▶ [MATERIALS PROVIDED]:
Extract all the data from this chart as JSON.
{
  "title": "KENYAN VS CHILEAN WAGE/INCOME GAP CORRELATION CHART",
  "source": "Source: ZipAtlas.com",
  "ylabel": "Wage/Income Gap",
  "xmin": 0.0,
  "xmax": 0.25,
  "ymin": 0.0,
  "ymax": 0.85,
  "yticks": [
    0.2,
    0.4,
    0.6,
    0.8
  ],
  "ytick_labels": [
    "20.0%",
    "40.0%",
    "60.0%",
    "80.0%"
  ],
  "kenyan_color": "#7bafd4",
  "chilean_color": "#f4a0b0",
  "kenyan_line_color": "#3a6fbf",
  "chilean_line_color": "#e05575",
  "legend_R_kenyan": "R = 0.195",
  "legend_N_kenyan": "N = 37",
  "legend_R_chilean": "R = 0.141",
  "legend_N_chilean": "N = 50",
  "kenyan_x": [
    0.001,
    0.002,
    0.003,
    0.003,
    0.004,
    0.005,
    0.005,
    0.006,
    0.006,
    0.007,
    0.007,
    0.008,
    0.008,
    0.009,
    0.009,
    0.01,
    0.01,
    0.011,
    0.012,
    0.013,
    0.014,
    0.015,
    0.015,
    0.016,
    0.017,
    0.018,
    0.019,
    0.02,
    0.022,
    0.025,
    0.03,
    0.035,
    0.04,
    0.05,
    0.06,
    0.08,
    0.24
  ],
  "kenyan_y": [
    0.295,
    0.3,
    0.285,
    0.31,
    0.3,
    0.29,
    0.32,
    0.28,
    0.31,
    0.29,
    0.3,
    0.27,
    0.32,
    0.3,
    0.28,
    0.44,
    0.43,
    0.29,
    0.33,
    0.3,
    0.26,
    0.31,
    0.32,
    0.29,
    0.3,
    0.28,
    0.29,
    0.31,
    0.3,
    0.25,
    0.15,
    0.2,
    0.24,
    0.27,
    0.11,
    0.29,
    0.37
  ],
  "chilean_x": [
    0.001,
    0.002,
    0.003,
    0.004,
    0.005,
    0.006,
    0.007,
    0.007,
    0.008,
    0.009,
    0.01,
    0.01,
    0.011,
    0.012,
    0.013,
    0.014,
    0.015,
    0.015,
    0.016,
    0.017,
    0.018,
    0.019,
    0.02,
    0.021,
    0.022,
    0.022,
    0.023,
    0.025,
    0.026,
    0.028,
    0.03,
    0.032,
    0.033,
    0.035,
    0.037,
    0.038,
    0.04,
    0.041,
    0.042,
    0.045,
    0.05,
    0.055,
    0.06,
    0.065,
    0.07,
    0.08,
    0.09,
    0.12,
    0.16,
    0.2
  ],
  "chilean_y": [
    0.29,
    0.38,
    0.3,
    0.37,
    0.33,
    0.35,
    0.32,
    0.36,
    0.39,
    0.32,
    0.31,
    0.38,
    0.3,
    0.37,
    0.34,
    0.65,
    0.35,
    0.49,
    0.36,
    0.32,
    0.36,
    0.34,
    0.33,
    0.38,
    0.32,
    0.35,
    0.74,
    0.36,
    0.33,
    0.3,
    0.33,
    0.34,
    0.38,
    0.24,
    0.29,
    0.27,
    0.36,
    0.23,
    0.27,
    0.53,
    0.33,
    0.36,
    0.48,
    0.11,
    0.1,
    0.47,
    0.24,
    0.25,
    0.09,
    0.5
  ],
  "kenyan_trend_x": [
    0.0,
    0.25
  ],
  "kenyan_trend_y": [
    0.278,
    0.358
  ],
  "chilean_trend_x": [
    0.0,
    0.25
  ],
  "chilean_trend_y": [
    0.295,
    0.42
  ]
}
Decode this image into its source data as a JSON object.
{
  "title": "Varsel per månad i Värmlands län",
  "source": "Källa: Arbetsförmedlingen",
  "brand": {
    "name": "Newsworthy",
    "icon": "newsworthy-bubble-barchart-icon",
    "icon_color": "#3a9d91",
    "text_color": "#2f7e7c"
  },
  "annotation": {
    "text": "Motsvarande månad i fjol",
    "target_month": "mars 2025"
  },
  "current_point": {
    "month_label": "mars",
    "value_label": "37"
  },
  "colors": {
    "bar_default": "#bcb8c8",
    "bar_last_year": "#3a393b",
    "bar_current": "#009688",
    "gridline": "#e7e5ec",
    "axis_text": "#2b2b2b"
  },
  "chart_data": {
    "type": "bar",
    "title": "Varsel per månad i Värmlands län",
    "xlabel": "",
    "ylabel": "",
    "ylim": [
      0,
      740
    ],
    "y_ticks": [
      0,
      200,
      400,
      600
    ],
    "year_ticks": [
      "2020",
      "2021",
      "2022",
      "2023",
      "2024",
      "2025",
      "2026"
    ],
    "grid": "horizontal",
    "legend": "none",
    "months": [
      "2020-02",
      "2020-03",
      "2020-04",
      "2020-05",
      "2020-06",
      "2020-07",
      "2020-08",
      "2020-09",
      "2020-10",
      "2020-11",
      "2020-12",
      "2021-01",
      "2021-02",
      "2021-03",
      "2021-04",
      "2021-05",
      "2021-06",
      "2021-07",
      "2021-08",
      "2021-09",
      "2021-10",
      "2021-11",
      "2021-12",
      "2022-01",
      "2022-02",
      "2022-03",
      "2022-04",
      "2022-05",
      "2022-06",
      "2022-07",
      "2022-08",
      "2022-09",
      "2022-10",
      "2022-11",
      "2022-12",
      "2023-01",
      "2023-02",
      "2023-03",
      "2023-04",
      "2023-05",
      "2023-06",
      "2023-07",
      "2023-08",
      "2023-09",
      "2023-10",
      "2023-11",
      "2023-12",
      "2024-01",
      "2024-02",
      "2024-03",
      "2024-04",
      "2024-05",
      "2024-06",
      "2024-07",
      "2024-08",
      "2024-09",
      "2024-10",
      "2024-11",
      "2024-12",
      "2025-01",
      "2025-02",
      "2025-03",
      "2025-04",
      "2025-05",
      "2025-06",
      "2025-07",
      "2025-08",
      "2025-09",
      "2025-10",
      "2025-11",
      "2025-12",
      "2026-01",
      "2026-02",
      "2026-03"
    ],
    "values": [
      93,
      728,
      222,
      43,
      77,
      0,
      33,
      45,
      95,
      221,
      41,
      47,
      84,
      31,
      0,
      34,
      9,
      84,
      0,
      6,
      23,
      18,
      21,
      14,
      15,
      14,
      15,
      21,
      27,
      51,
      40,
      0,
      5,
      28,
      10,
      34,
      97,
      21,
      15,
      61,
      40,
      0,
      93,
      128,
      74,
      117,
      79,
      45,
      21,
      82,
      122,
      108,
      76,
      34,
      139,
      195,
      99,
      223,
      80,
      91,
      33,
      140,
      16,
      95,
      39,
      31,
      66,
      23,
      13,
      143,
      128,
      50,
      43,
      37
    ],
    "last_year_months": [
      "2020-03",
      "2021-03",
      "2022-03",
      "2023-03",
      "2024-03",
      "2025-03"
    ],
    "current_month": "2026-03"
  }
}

▶ [WHAT IS NEEDED]:
Quote every line of the data, word for word.

▶ [SOLUTION FOR THIS PROBLEM]:
Extract all the data from this chart as JSON.
{
  "title": "KENYAN VS CHILEAN WAGE/INCOME GAP CORRELATION CHART",
  "source": "Source: ZipAtlas.com",
  "ylabel": "Wage/Income Gap",
  "xmin": 0.0,
  "xmax": 0.25,
  "ymin": 0.0,
  "ymax": 0.85,
  "yticks": [
    0.2,
    0.4,
    0.6,
    0.8
  ],
  "ytick_labels": [
    "20.0%",
    "40.0%",
    "60.0%",
    "80.0%"
  ],
  "kenyan_color": "#7bafd4",
  "chilean_color": "#f4a0b0",
  "kenyan_line_color": "#3a6fbf",
  "chilean_line_color": "#e05575",
  "legend_R_kenyan": "R = 0.195",
  "legend_N_kenyan": "N = 37",
  "legend_R_chilean": "R = 0.141",
  "legend_N_chilean": "N = 50",
  "kenyan_x": [
    0.001,
    0.002,
    0.003,
    0.003,
    0.004,
    0.005,
    0.005,
    0.006,
    0.006,
    0.007,
    0.007,
    0.008,
    0.008,
    0.009,
    0.009,
    0.01,
    0.01,
    0.011,
    0.012,
    0.013,
    0.014,
    0.015,
    0.015,
    0.016,
    0.017,
    0.018,
    0.019,
    0.02,
    0.022,
    0.025,
    0.03,
    0.035,
    0.04,
    0.05,
    0.06,
    0.08,
    0.24
  ],
  "kenyan_y": [
    0.295,
    0.3,
    0.285,
    0.31,
    0.3,
    0.29,
    0.32,
    0.28,
    0.31,
    0.29,
    0.3,
    0.27,
    0.32,
    0.3,
    0.28,
    0.44,
    0.43,
    0.29,
    0.33,
    0.3,
    0.26,
    0.31,
    0.32,
    0.29,
    0.3,
    0.28,
    0.29,
    0.31,
    0.3,
    0.25,
    0.15,
    0.2,
    0.24,
    0.27,
    0.11,
    0.29,
    0.37
  ],
  "chilean_x": [
    0.001,
    0.002,
    0.003,
    0.004,
    0.005,
    0.006,
    0.007,
    0.007,
    0.008,
    0.009,
    0.01,
    0.01,
    0.011,
    0.012,
    0.013,
    0.014,
    0.015,
    0.015,
    0.016,
    0.017,
    0.018,
    0.019,
    0.02,
    0.021,
    0.022,
    0.022,
    0.023,
    0.025,
    0.026,
    0.028,
    0.03,
    0.032,
    0.033,
    0.035,
    0.037,
    0.038,
    0.04,
    0.041,
    0.042,
    0.045,
    0.05,
    0.055,
    0.06,
    0.065,
    0.07,
    0.08,
    0.09,
    0.12,
    0.16,
    0.2
  ],
  "chilean_y": [
    0.29,
    0.38,
    0.3,
    0.37,
    0.33,
    0.35,
    0.32,
    0.36,
    0.39,
    0.32,
    0.31,
    0.38,
    0.3,
    0.37,
    0.34,
    0.65,
    0.35,
    0.49,
    0.36,
    0.32,
    0.36,
    0.34,
    0.33,
    0.38,
    0.32,
    0.35,
    0.74,
    0.36,
    0.33,
    0.3,
    0.33,
    0.34,
    0.38,
    0.24,
    0.29,
    0.27,
    0.36,
    0.23,
    0.27,
    0.53,
    0.33,
    0.36,
    0.48,
    0.11,
    0.1,
    0.47,
    0.24,
    0.25,
    0.09,
    0.5
  ],
  "kenyan_trend_x": [
    0.0,
    0.25
  ],
  "kenyan_trend_y": [
    0.278,
    0.358
  ],
  "chilean_trend_x": [
    0.0,
    0.25
  ],
  "chilean_trend_y": [
    0.295,
    0.42
  ]
}
Decode this image into its source data as a JSON object.
{
  "title": "Varsel per månad i Värmlands län",
  "source": "Källa: Arbetsförmedlingen",
  "brand": {
    "name": "Newsworthy",
    "icon": "newsworthy-bubble-barchart-icon",
    "icon_color": "#3a9d91",
    "text_color": "#2f7e7c"
  },
  "annotation": {
    "text": "Motsvarande månad i fjol",
    "target_month": "mars 2025"
  },
  "current_point": {
    "month_label": "mars",
    "value_label": "37"
  },
  "colors": {
    "bar_default": "#bcb8c8",
    "bar_last_year": "#3a393b",
    "bar_current": "#009688",
    "gridline": "#e7e5ec",
    "axis_text": "#2b2b2b"
  },
  "chart_data": {
    "type": "bar",
    "title": "Varsel per månad i Värmlands län",
    "xlabel": "",
    "ylabel": "",
    "ylim": [
      0,
      740
    ],
    "y_ticks": [
      0,
      200,
      400,
      600
    ],
    "year_ticks": [
      "2020",
      "2021",
      "2022",
      "2023",
      "2024",
      "2025",
      "2026"
    ],
    "grid": "horizontal",
    "legend": "none",
    "months": [
      "2020-02",
      "2020-03",
      "2020-04",
      "2020-05",
      "2020-06",
      "2020-07",
      "2020-08",
      "2020-09",
      "2020-10",
      "2020-11",
      "2020-12",
      "2021-01",
      "2021-02",
      "2021-03",
      "2021-04",
      "2021-05",
      "2021-06",
      "2021-07",
      "2021-08",
      "2021-09",
      "2021-10",
      "2021-11",
      "2021-12",
      "2022-01",
      "2022-02",
      "2022-03",
      "2022-04",
      "2022-05",
      "2022-06",
      "2022-07",
      "2022-08",
      "2022-09",
      "2022-10",
      "2022-11",
      "2022-12",
      "2023-01",
      "2023-02",
      "2023-03",
      "2023-04",
      "2023-05",
      "2023-06",
      "2023-07",
      "2023-08",
      "2023-09",
      "2023-10",
      "2023-11",
      "2023-12",
      "2024-01",
      "2024-02",
      "2024-03",
      "2024-04",
      "2024-05",
      "2024-06",
      "2024-07",
      "2024-08",
      "2024-09",
      "2024-10",
      "2024-11",
      "2024-12",
      "2025-01",
      "2025-02",
      "2025-03",
      "2025-04",
      "2025-05",
      "2025-06",
      "2025-07",
      "2025-08",
      "2025-09",
      "2025-10",
      "2025-11",
      "2025-12",
      "2026-01",
      "2026-02",
      "2026-03"
    ],
    "values": [
      93,
      728,
      222,
      43,
      77,
      0,
      33,
      45,
      95,
      221,
      41,
      47,
      84,
      31,
      0,
      34,
      9,
      84,
      0,
      6,
      23,
      18,
      21,
      14,
      15,
      14,
      15,
      21,
      27,
      51,
      40,
      0,
      5,
      28,
      10,
      34,
      97,
      21,
      15,
      61,
      40,
      0,
      93,
      128,
      74,
      117,
      79,
      45,
      21,
      82,
      122,
      108,
      76,
      34,
      139,
      195,
      99,
      223,
      80,
      91,
      33,
      140,
      16,
      95,
      39,
      31,
      66,
      23,
      13,
      143,
      128,
      50,
      43,
      37
    ],
    "last_year_months": [
      "2020-03",
      "2021-03",
      "2022-03",
      "2023-03",
      "2024-03",
      "2025-03"
    ],
    "current_month": "2026-03"
  }
}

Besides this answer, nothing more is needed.